GIVEN EXERCISE:
Your task is to gather the lines below that hold the string "feather".

═══ RECORDS PROVIDED ═══

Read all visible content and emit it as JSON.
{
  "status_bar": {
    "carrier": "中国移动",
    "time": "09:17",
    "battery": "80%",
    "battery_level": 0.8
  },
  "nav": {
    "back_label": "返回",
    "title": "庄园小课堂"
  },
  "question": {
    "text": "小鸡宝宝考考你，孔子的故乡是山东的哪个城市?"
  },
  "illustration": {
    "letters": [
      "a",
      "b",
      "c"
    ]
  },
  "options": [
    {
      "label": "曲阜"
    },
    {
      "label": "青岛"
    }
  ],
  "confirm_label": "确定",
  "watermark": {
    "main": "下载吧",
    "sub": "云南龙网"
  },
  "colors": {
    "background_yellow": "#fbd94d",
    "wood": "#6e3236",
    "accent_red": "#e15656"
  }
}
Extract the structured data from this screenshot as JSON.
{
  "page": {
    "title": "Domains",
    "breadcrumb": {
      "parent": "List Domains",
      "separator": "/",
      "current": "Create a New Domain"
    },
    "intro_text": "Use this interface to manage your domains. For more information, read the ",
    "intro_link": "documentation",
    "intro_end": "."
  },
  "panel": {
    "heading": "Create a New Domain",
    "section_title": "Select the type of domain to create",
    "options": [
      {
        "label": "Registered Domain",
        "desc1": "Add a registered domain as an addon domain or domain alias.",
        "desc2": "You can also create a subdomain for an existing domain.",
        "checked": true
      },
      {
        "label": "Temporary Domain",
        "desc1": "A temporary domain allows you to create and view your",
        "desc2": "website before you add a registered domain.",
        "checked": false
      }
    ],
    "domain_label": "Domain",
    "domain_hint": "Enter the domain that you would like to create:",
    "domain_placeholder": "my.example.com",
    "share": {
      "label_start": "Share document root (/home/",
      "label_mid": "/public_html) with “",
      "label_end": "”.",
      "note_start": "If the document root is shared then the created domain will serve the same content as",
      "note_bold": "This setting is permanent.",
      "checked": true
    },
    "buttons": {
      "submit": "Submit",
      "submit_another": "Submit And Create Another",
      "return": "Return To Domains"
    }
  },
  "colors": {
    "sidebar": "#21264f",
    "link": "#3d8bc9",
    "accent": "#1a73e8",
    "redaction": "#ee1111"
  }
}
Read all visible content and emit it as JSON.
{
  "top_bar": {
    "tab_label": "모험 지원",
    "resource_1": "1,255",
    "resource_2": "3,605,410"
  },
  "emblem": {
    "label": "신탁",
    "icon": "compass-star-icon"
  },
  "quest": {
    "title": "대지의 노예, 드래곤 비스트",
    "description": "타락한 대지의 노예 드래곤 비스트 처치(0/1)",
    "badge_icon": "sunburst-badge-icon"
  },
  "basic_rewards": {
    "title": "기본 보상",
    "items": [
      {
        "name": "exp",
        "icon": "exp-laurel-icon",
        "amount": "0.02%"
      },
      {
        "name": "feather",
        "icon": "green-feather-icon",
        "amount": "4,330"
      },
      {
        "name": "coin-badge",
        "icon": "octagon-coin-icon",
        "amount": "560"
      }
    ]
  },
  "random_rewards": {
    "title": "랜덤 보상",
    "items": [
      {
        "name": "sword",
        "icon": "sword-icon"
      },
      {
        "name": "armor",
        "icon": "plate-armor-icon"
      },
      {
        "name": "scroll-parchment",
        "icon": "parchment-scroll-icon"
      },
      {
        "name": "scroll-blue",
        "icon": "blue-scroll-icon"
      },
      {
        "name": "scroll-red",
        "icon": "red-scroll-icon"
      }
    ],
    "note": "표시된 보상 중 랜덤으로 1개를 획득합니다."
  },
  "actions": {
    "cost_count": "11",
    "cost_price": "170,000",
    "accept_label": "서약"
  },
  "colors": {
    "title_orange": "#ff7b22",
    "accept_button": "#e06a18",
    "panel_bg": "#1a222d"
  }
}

═══

SOLUTION FOR THIS PROBLEM:
        "name": "feather",
        "icon": "green-feather-icon",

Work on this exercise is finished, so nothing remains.